» Problem requirements:
Reproduce the listing below exactly, minus its pictures.

[Stored data]
• • • • • • •

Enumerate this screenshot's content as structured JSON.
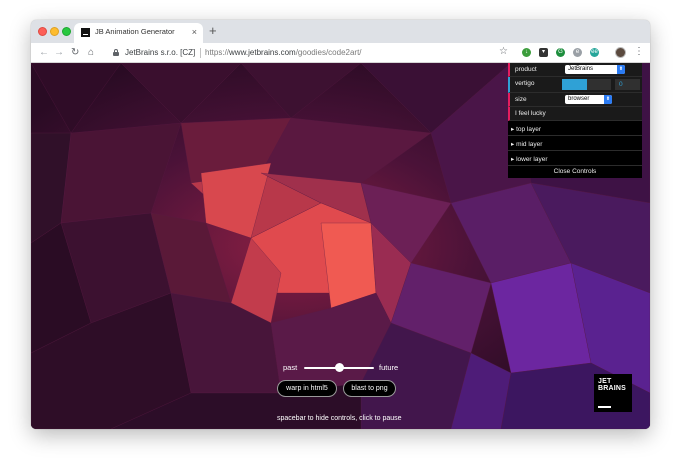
{
  "browser": {
    "tab": {
      "title": "JB Animation Generator",
      "close_glyph": "×",
      "favicon": "jetbrains-favicon-icon"
    },
    "new_tab_glyph": "+",
    "nav": {
      "back": "←",
      "forward": "→",
      "reload": "↻",
      "home": "⌂"
    },
    "address": {
      "ev_label": "JetBrains s.r.o. [CZ]",
      "url_scheme": "https://",
      "url_host": "www.jetbrains.com",
      "url_path": "/goodies/code2art/"
    },
    "star_glyph": "☆",
    "extensions": [
      {
        "icon": "download-extension-icon",
        "glyph": "↓"
      },
      {
        "icon": "pocket-extension-icon",
        "glyph": "▾"
      },
      {
        "icon": "grammarly-extension-icon",
        "glyph": "G"
      },
      {
        "icon": "translate-extension-icon",
        "glyph": "e"
      },
      {
        "icon": "ublock-extension-icon",
        "glyph": "ee"
      }
    ],
    "menu_glyph": "⋮"
  },
  "controls": {
    "product": {
      "label": "product",
      "value": "JetBrains"
    },
    "vertigo": {
      "label": "vertigo",
      "value": "0",
      "fill_fraction": 0.52
    },
    "size": {
      "label": "size",
      "value": "browser"
    },
    "lucky": {
      "label": "I feel lucky"
    },
    "folders": [
      {
        "label": "▸ top layer"
      },
      {
        "label": "▸ mid layer"
      },
      {
        "label": "▸ lower layer"
      }
    ],
    "close_label": "Close Controls",
    "select_arrow": "⬍"
  },
  "timeline": {
    "past_label": "past",
    "future_label": "future",
    "position_fraction": 0.5
  },
  "buttons": {
    "html5": "warp in html5",
    "png": "blast to png"
  },
  "hint": "spacebar to hide controls, click to pause",
  "logo": {
    "line1": "JET",
    "line2": "BRAINS"
  },
  "colors": {
    "accent_pink": "#e61d5f",
    "accent_blue": "#2fa1d6",
    "page_bg": "#2c0d24"
  }
}
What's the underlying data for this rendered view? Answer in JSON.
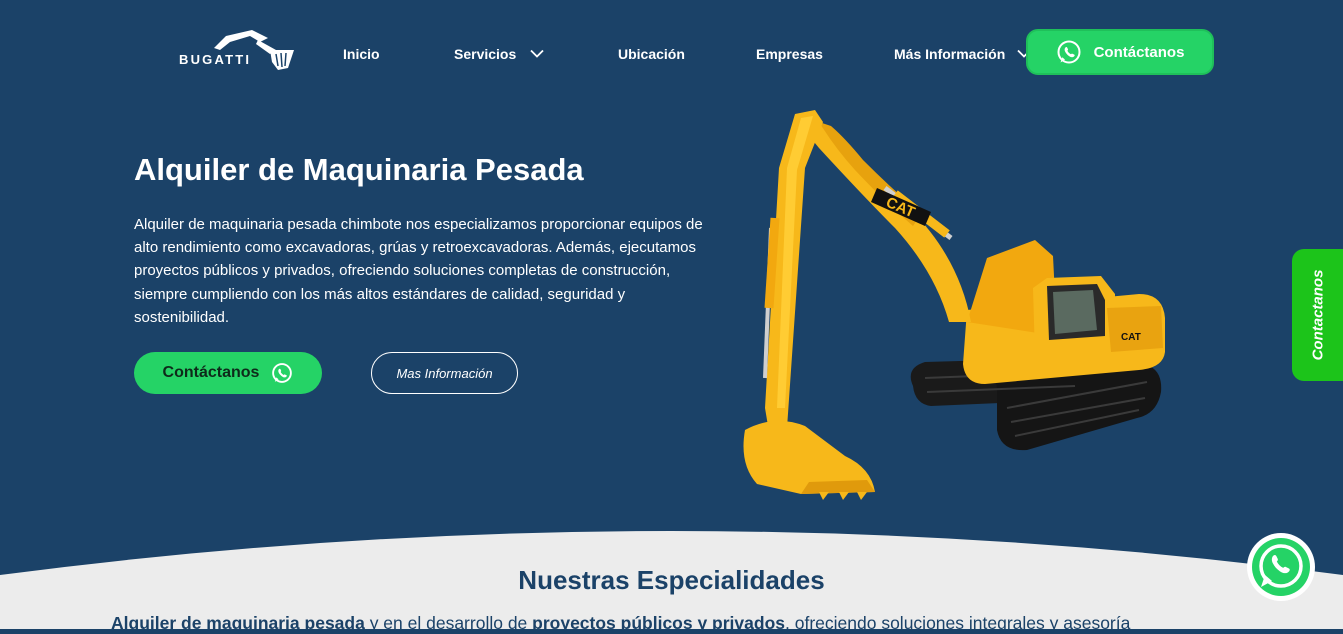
{
  "brand": {
    "name": "BUGATTI",
    "logo_icon": "excavator-arm-logo"
  },
  "nav": {
    "items": [
      {
        "label": "Inicio",
        "has_dropdown": false
      },
      {
        "label": "Servicios",
        "has_dropdown": true
      },
      {
        "label": "Ubicación",
        "has_dropdown": false
      },
      {
        "label": "Empresas",
        "has_dropdown": false
      },
      {
        "label": "Más Información",
        "has_dropdown": true
      }
    ],
    "cta_label": "Contáctanos",
    "cta_icon": "whatsapp-icon"
  },
  "hero": {
    "title": "Alquiler de Maquinaria Pesada",
    "description": "Alquiler de maquinaria pesada chimbote nos especializamos proporcionar equipos de alto rendimiento como excavadoras, grúas y retroexcavadoras. Además, ejecutamos proyectos públicos y privados, ofreciendo soluciones completas de construcción, siempre cumpliendo con los más altos estándares de calidad, seguridad y sostenibilidad.",
    "primary_button": "Contáctanos",
    "secondary_button": "Mas Información",
    "image_brand": "CAT"
  },
  "side_tab": {
    "label": "Contactanos"
  },
  "specialties": {
    "title": "Nuestras Especialidades",
    "text_parts": [
      "Alquiler de maquinaria pesada",
      " y en el desarrollo de ",
      "proyectos públicos y privados",
      ", ofreciendo soluciones integrales y asesoría"
    ]
  },
  "colors": {
    "background": "#1b4268",
    "accent_green": "#25d366",
    "side_tab_green": "#1cc41a",
    "section_bg": "#ececec",
    "excavator_yellow": "#f7b81a"
  }
}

• • • • • • •

» Exercise response:
Enumerate this screenshot's content as structured JSON.
{
  "browser": {
    "tab": {
      "title": "JB Animation Generator",
      "close_glyph": "×",
      "favicon": "jetbrains-favicon-icon"
    },
    "new_tab_glyph": "+",
    "nav": {
      "back": "←",
      "forward": "→",
      "reload": "↻",
      "home": "⌂"
    },
    "address": {
      "ev_label": "JetBrains s.r.o. [CZ]",
      "url_scheme": "https://",
      "url_host": "www.jetbrains.com",
      "url_path": "/goodies/code2art/"
    },
    "star_glyph": "☆",
    "extensions": [
      {
        "icon": "download-extension-icon",
        "glyph": "↓"
      },
      {
        "icon": "pocket-extension-icon",
        "glyph": "▾"
      },
      {
        "icon": "grammarly-extension-icon",
        "glyph": "G"
      },
      {
        "icon": "translate-extension-icon",
        "glyph": "e"
      },
      {
        "icon": "ublock-extension-icon",
        "glyph": "ee"
      }
    ],
    "menu_glyph": "⋮"
  },
  "controls": {
    "product": {
      "label": "product",
      "value": "JetBrains"
    },
    "vertigo": {
      "label": "vertigo",
      "value": "0",
      "fill_fraction": 0.52
    },
    "size": {
      "label": "size",
      "value": "browser"
    },
    "lucky": {
      "label": "I feel lucky"
    },
    "folders": [
      {
        "label": "▸ top layer"
      },
      {
        "label": "▸ mid layer"
      },
      {
        "label": "▸ lower layer"
      }
    ],
    "close_label": "Close Controls",
    "select_arrow": "⬍"
  },
  "timeline": {
    "past_label": "past",
    "future_label": "future",
    "position_fraction": 0.5
  },
  "buttons": {
    "html5": "warp in html5",
    "png": "blast to png"
  },
  "hint": "spacebar to hide controls, click to pause",
  "logo": {
    "line1": "JET",
    "line2": "BRAINS"
  },
  "colors": {
    "accent_pink": "#e61d5f",
    "accent_blue": "#2fa1d6",
    "page_bg": "#2c0d24"
  }
}
What's the underlying data for this rendered view? Answer in JSON.
{
  "brand": {
    "name": "BUGATTI",
    "logo_icon": "excavator-arm-logo"
  },
  "nav": {
    "items": [
      {
        "label": "Inicio",
        "has_dropdown": false
      },
      {
        "label": "Servicios",
        "has_dropdown": true
      },
      {
        "label": "Ubicación",
        "has_dropdown": false
      },
      {
        "label": "Empresas",
        "has_dropdown": false
      },
      {
        "label": "Más Información",
        "has_dropdown": true
      }
    ],
    "cta_label": "Contáctanos",
    "cta_icon": "whatsapp-icon"
  },
  "hero": {
    "title": "Alquiler de Maquinaria Pesada",
    "description": "Alquiler de maquinaria pesada chimbote nos especializamos proporcionar equipos de alto rendimiento como excavadoras, grúas y retroexcavadoras. Además, ejecutamos proyectos públicos y privados, ofreciendo soluciones completas de construcción, siempre cumpliendo con los más altos estándares de calidad, seguridad y sostenibilidad.",
    "primary_button": "Contáctanos",
    "secondary_button": "Mas Información",
    "image_brand": "CAT"
  },
  "side_tab": {
    "label": "Contactanos"
  },
  "specialties": {
    "title": "Nuestras Especialidades",
    "text_parts": [
      "Alquiler de maquinaria pesada",
      " y en el desarrollo de ",
      "proyectos públicos y privados",
      ", ofreciendo soluciones integrales y asesoría"
    ]
  },
  "colors": {
    "background": "#1b4268",
    "accent_green": "#25d366",
    "side_tab_green": "#1cc41a",
    "section_bg": "#ececec",
    "excavator_yellow": "#f7b81a"
  }
}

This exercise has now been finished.